[EXERCISE OBJECTIVE]
Select every line below containing the word "JSON".

[RAW RECORDS]
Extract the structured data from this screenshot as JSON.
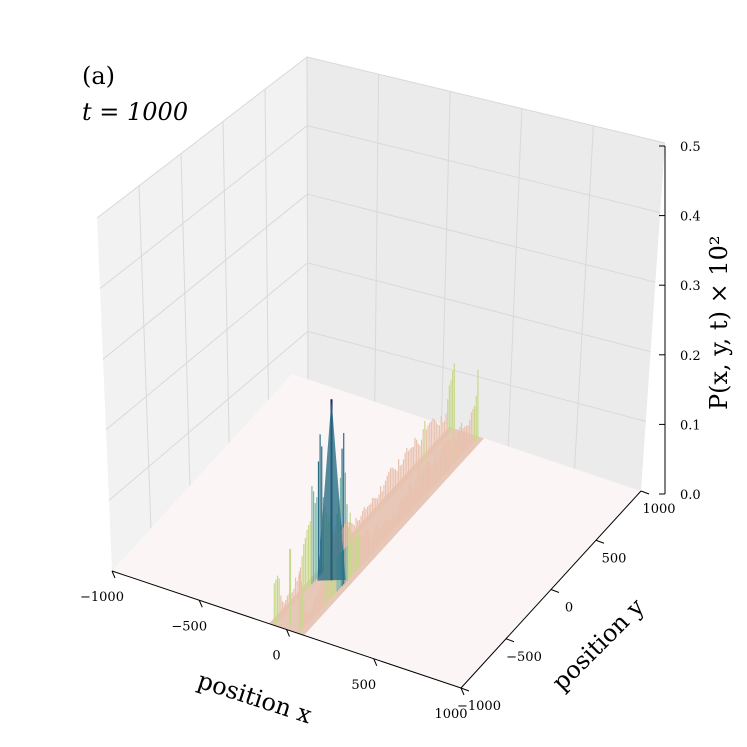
{
  "chart_data": {
    "type": "surface3d",
    "panel_label": "(a)",
    "time_label": "t = 1000",
    "xlabel": "position x",
    "ylabel": "position y",
    "zlabel": "P(x, y, t) × 10²",
    "x_ticks": [
      "−1000",
      "−500",
      "0",
      "500",
      "1000"
    ],
    "y_ticks": [
      "−1000",
      "−500",
      "0",
      "500",
      "1000"
    ],
    "z_ticks": [
      "0.0",
      "0.1",
      "0.2",
      "0.3",
      "0.4",
      "0.5"
    ],
    "xlim": [
      -1000,
      1000
    ],
    "ylim": [
      -1000,
      1000
    ],
    "zlim": [
      0,
      0.5
    ],
    "grid": true,
    "support": {
      "x_range": [
        -100,
        100
      ],
      "y_range": [
        -1000,
        1000
      ]
    },
    "peak": {
      "x": 0,
      "y": -500,
      "z": 0.26
    },
    "profile_y": [
      -1000,
      -900,
      -800,
      -700,
      -600,
      -550,
      -500,
      -450,
      -400,
      -300,
      -200,
      -100,
      0,
      100,
      200,
      300,
      400,
      500,
      600,
      700,
      800,
      900,
      1000
    ],
    "profile_z": [
      0.11,
      0.02,
      0.03,
      0.06,
      0.13,
      0.16,
      0.26,
      0.13,
      0.08,
      0.05,
      0.04,
      0.03,
      0.03,
      0.03,
      0.04,
      0.05,
      0.05,
      0.05,
      0.05,
      0.06,
      0.05,
      0.04,
      0.12
    ],
    "colormap": [
      "#0b1a4f",
      "#2b6e86",
      "#7bb8a6",
      "#c8d88a",
      "#e9c1ae",
      "#fbf4f4"
    ]
  }
}
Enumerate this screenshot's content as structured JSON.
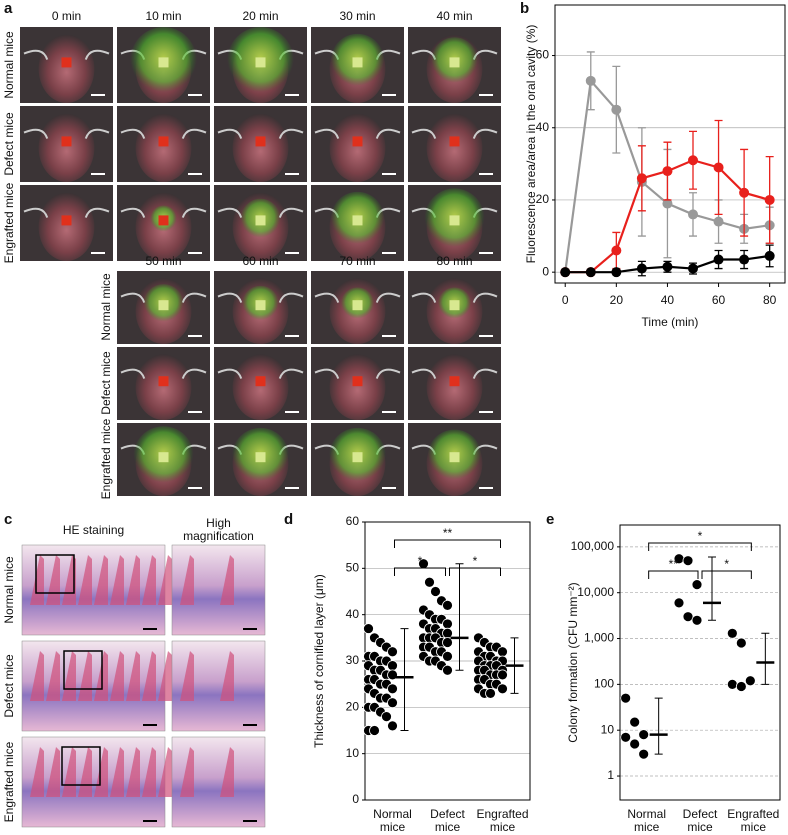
{
  "panel_a": {
    "label": "a",
    "times": [
      "0 min",
      "10 min",
      "20 min",
      "30 min",
      "40 min",
      "50 min",
      "60 min",
      "70 min",
      "80 min"
    ],
    "rows": [
      "Normal mice",
      "Defect mice",
      "Engrafted mice"
    ]
  },
  "panel_c": {
    "label": "c",
    "columns": [
      "HE staining",
      "High magnification"
    ],
    "rows": [
      "Normal mice",
      "Defect mice",
      "Engrafted mice"
    ]
  },
  "chart_data": [
    {
      "type": "line",
      "label": "b",
      "xlabel": "Time (min)",
      "ylabel": "Fluorescence area/area in the oral cavity (%)",
      "x": [
        0,
        10,
        20,
        30,
        40,
        50,
        60,
        70,
        80
      ],
      "xlim": [
        -4,
        86
      ],
      "xticks": [
        0,
        20,
        40,
        60,
        80
      ],
      "ylim": [
        -3,
        74
      ],
      "yticks": [
        0,
        20,
        40,
        60
      ],
      "grid": true,
      "series": [
        {
          "color": "#999999",
          "values": [
            0,
            53,
            45,
            25,
            19,
            16,
            14,
            12,
            13
          ],
          "errors": [
            0,
            8,
            12,
            15,
            15,
            6,
            6,
            4,
            5
          ]
        },
        {
          "color": "#e8201c",
          "values": [
            0,
            0,
            6,
            26,
            28,
            31,
            29,
            22,
            20
          ],
          "errors": [
            0,
            0,
            5,
            9,
            8,
            8,
            13,
            12,
            12
          ]
        },
        {
          "color": "#000000",
          "values": [
            0,
            0,
            0,
            1,
            1.5,
            1,
            3.5,
            3.5,
            4.5
          ],
          "errors": [
            0,
            0,
            0,
            2,
            1.5,
            1.5,
            2.5,
            2.5,
            3
          ]
        }
      ]
    },
    {
      "type": "strip",
      "label": "d",
      "ylabel": "Thickness of cornified layer (μm)",
      "categories": [
        "Normal mice",
        "Defect mice",
        "Engrafted mice"
      ],
      "ylim": [
        0,
        60
      ],
      "yticks": [
        0,
        10,
        20,
        30,
        40,
        50,
        60
      ],
      "grid": true,
      "color": "#000000",
      "values": [
        [
          37,
          35,
          34,
          33,
          32,
          31,
          31,
          30,
          30,
          29,
          29,
          28,
          28,
          27,
          27,
          26,
          26,
          25,
          25,
          24,
          24,
          23,
          22,
          22,
          21,
          20,
          20,
          19,
          18,
          16,
          15,
          15
        ],
        [
          51,
          47,
          45,
          43,
          42,
          41,
          40,
          39,
          39,
          38,
          38,
          37,
          37,
          36,
          36,
          35,
          35,
          35,
          34,
          34,
          33,
          33,
          32,
          32,
          31,
          31,
          30,
          30,
          29,
          28
        ],
        [
          35,
          34,
          33,
          33,
          32,
          32,
          31,
          31,
          30,
          30,
          30,
          29,
          29,
          29,
          28,
          28,
          28,
          27,
          27,
          27,
          26,
          26,
          25,
          25,
          24,
          24,
          23,
          23
        ]
      ],
      "means": [
        26.5,
        35,
        29
      ],
      "error_bars": [
        [
          15,
          37
        ],
        [
          28,
          51
        ],
        [
          23,
          35
        ]
      ],
      "annotations": [
        "**",
        "*",
        "*"
      ]
    },
    {
      "type": "strip",
      "label": "e",
      "ylabel": "Colony formation (CFU mm⁻²)",
      "categories": [
        "Normal mice",
        "Defect mice",
        "Engrafted mice"
      ],
      "log_scale": true,
      "ylim": [
        0.3,
        300000
      ],
      "yticks": [
        1,
        10,
        100,
        {
          "value": 1000,
          "label": "1,000"
        },
        {
          "value": 10000,
          "label": "10,000"
        },
        {
          "value": 100000,
          "label": "100,000"
        }
      ],
      "grid": true,
      "color": "#000000",
      "values": [
        [
          50,
          15,
          8,
          7,
          5,
          3
        ],
        [
          55000,
          50000,
          15000,
          6000,
          3000,
          2500
        ],
        [
          1300,
          800,
          120,
          100,
          90
        ]
      ],
      "means": [
        8,
        6000,
        300
      ],
      "error_bars": [
        [
          3,
          50
        ],
        [
          2500,
          60000
        ],
        [
          100,
          1300
        ]
      ],
      "annotations": [
        "*",
        "**",
        "*"
      ]
    }
  ]
}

[WRITTEN REPLY]
Extract the structured data from this screenshot as JSON.
Enumerate this screenshot's content as structured JSON.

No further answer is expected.